**EXERCISE PROMPT:** Every record must be repeated exactly; omit any pictures they contain.

*** DATA ***

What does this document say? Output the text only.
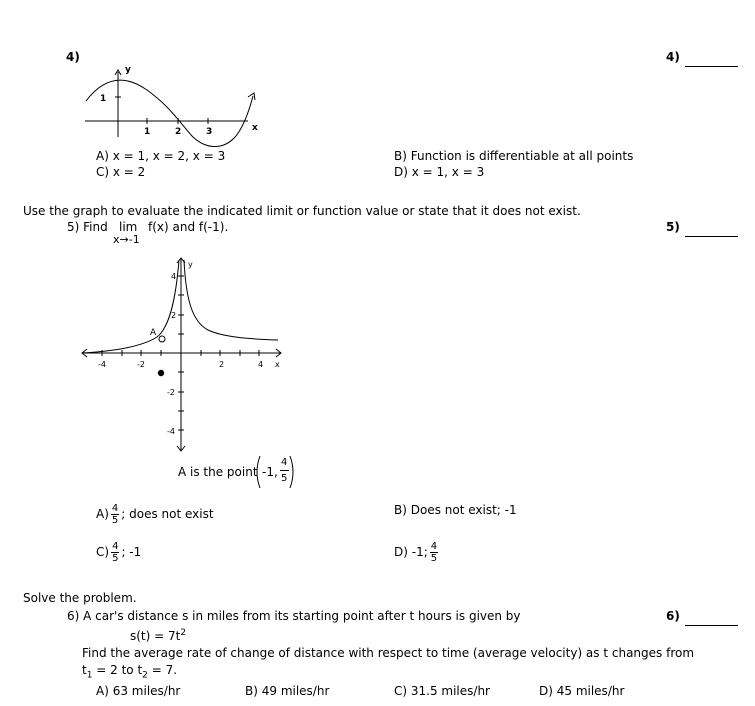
4)	4)
y
x
1
1	2	3
A) x = 1, x = 2, x = 3	B) Function is differentiable at all points
C) x = 2	D) x = 1, x = 3
Use the graph to evaluate the indicated limit or function value or state that it does not exist.
5) Find lim
x→-1
f(x) and f(-1).	5)
A
y
x
-4	-2	2	4
4
2
-2
-4
A is the point -1,
4
5
$A) \frac{4}{5}$ ; does not exist	B) Does not exist; -1
$C) \frac{4}{5}$ ; -1	D) -1; $\frac{4}{5}$
Solve the problem.
6) A car's distance s in miles from its starting point after t hours is given by	6)
$s(t) = 7t^2$
Find the average rate of change of distance with respect to time (average velocity) as t changes from
$t_1 = 2$ to $t_2 = 7$.
A) 63 miles/hr	B) 49 miles/hr	C) 31.5 miles/hr	D) 45 miles/hr
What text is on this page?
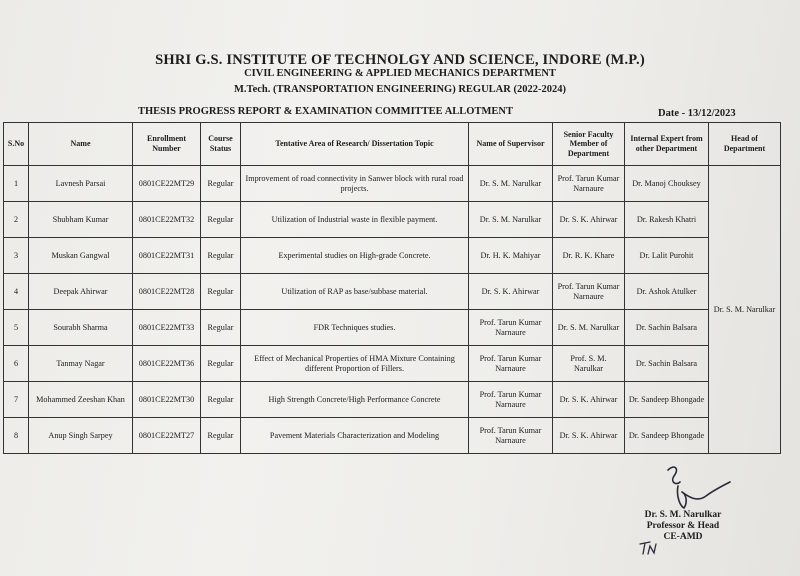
SHRI G.S. INSTITUTE OF TECHNOLGY AND SCIENCE, INDORE (M.P.)
CIVIL ENGINEERING & APPLIED MECHANICS DEPARTMENT
M.Tech. (TRANSPORTATION ENGINEERING) REGULAR (2022-2024)
THESIS PROGRESS REPORT & EXAMINATION COMMITTEE ALLOTMENT	Date - 13/12/2023
S.No	Name	Enrollment Number	Course Status	Tentative Area of Research/ Dissertation Topic	Name of Supervisor	Senior Faculty Member of Department	Internal Expert from other Department	Head of Department
1	Lavnesh Parsai	0801CE22MT29	Regular	Improvement of road connectivity in Sanwer block with rural road projects.	Dr. S. M. Narulkar	Prof. Tarun Kumar Narnaure	Dr. Manoj Chouksey	Dr. S. M. Narulkar
2	Shubham Kumar	0801CE22MT32	Regular	Utilization of Industrial waste in flexible payment.	Dr. S. M. Narulkar	Dr. S. K. Ahirwar	Dr. Rakesh Khatri	
3	Muskan Gangwal	0801CE22MT31	Regular	Experimental studies on High-grade Concrete.	Dr. H. K. Mahiyar	Dr. R. K. Khare	Dr. Lalit Purohit	
4	Deepak Ahirwar	0801CE22MT28	Regular	Utilization of RAP as base/subbase material.	Dr. S. K. Ahirwar	Prof. Tarun Kumar Narnaure	Dr. Ashok Atulker	
5	Sourabh Sharma	0801CE22MT33	Regular	FDR Techniques studies.	Prof. Tarun Kumar Narnaure	Dr. S. M. Narulkar	Dr. Sachin Balsara	
6	Tanmay Nagar	0801CE22MT36	Regular	Effect of Mechanical Properties of HMA Mixture Containing different Proportion of Fillers.	Prof. Tarun Kumar Narnaure	Prof. S. M. Narulkar	Dr. Sachin Balsara	
7	Mohammed Zeeshan Khan	0801CE22MT30	Regular	High Strength Concrete/High Performance Concrete	Prof. Tarun Kumar Narnaure	Dr. S. K. Ahirwar	Dr. Sandeep Bhongade	
8	Anup Singh Sarpey	0801CE22MT27	Regular	Pavement Materials Characterization and Modeling	Prof. Tarun Kumar Narnaure	Dr. S. K. Ahirwar	Dr. Sandeep Bhongade	
Dr. S. M. Narulkar
Professor & Head
CE-AMD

***

**TASK SOLUTION:**
What does this document say? Output the text only.
4)	4)
y
x
1
1	2	3
A) x = 1, x = 2, x = 3	B) Function is differentiable at all points
C) x = 2	D) x = 1, x = 3
Use the graph to evaluate the indicated limit or function value or state that it does not exist.
5) Find lim
x→-1
f(x) and f(-1).	5)
A
y
x
-4	-2	2	4
4
2
-2
-4
A is the point -1,
4
5
$A) \frac{4}{5}$ ; does not exist	B) Does not exist; -1
$C) \frac{4}{5}$ ; -1	D) -1; $\frac{4}{5}$
Solve the problem.
6) A car's distance s in miles from its starting point after t hours is given by	6)
$s(t) = 7t^2$
Find the average rate of change of distance with respect to time (average velocity) as t changes from
$t_1 = 2$ to $t_2 = 7$.
A) 63 miles/hr	B) 49 miles/hr	C) 31.5 miles/hr	D) 45 miles/hr
What text is on this page?
SHRI G.S. INSTITUTE OF TECHNOLGY AND SCIENCE, INDORE (M.P.)
CIVIL ENGINEERING & APPLIED MECHANICS DEPARTMENT
M.Tech. (TRANSPORTATION ENGINEERING) REGULAR (2022-2024)
THESIS PROGRESS REPORT & EXAMINATION COMMITTEE ALLOTMENT	Date - 13/12/2023
S.No	Name	Enrollment Number	Course Status	Tentative Area of Research/ Dissertation Topic	Name of Supervisor	Senior Faculty Member of Department	Internal Expert from other Department	Head of Department
1	Lavnesh Parsai	0801CE22MT29	Regular	Improvement of road connectivity in Sanwer block with rural road projects.	Dr. S. M. Narulkar	Prof. Tarun Kumar Narnaure	Dr. Manoj Chouksey	Dr. S. M. Narulkar
2	Shubham Kumar	0801CE22MT32	Regular	Utilization of Industrial waste in flexible payment.	Dr. S. M. Narulkar	Dr. S. K. Ahirwar	Dr. Rakesh Khatri	
3	Muskan Gangwal	0801CE22MT31	Regular	Experimental studies on High-grade Concrete.	Dr. H. K. Mahiyar	Dr. R. K. Khare	Dr. Lalit Purohit	
4	Deepak Ahirwar	0801CE22MT28	Regular	Utilization of RAP as base/subbase material.	Dr. S. K. Ahirwar	Prof. Tarun Kumar Narnaure	Dr. Ashok Atulker	
5	Sourabh Sharma	0801CE22MT33	Regular	FDR Techniques studies.	Prof. Tarun Kumar Narnaure	Dr. S. M. Narulkar	Dr. Sachin Balsara	
6	Tanmay Nagar	0801CE22MT36	Regular	Effect of Mechanical Properties of HMA Mixture Containing different Proportion of Fillers.	Prof. Tarun Kumar Narnaure	Prof. S. M. Narulkar	Dr. Sachin Balsara	
7	Mohammed Zeeshan Khan	0801CE22MT30	Regular	High Strength Concrete/High Performance Concrete	Prof. Tarun Kumar Narnaure	Dr. S. K. Ahirwar	Dr. Sandeep Bhongade	
8	Anup Singh Sarpey	0801CE22MT27	Regular	Pavement Materials Characterization and Modeling	Prof. Tarun Kumar Narnaure	Dr. S. K. Ahirwar	Dr. Sandeep Bhongade	
Dr. S. M. Narulkar
Professor & Head
CE-AMD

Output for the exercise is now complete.